# Task to carry out
Look through the data below. Show each line where the string "interest" occurs.

::::::::::

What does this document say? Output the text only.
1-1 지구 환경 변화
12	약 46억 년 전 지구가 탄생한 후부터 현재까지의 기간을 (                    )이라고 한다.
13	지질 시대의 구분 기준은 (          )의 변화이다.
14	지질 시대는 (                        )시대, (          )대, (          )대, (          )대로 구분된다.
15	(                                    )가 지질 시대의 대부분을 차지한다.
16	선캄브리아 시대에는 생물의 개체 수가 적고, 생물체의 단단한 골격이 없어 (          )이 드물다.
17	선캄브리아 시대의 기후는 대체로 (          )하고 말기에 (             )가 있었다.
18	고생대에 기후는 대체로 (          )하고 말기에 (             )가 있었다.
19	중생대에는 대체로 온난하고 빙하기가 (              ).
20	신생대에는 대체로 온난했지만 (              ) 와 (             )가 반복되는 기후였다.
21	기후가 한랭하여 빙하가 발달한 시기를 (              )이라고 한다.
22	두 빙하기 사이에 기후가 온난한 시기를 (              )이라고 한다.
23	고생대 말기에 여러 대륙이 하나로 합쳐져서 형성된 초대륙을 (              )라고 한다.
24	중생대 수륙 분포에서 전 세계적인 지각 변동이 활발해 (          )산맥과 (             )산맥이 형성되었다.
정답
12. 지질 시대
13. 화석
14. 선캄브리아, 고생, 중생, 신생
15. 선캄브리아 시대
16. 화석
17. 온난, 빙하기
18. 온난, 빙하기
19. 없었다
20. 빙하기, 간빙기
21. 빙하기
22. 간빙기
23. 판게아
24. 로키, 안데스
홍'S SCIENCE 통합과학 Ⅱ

::::::::::

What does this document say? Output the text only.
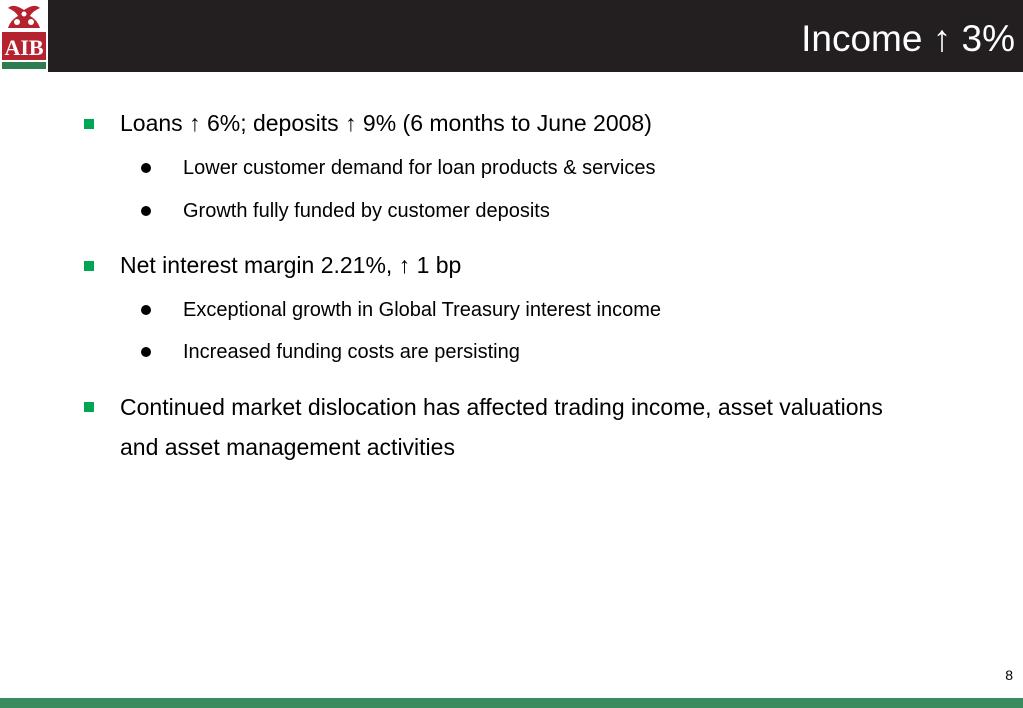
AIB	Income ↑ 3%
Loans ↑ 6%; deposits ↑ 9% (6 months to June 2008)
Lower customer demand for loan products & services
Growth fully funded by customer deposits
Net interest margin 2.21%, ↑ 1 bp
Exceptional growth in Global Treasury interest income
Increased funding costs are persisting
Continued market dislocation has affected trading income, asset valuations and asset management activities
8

::::::::::

# Response
Net interest margin 2.21%, ↑ 1 bp
Exceptional growth in Global Treasury interest income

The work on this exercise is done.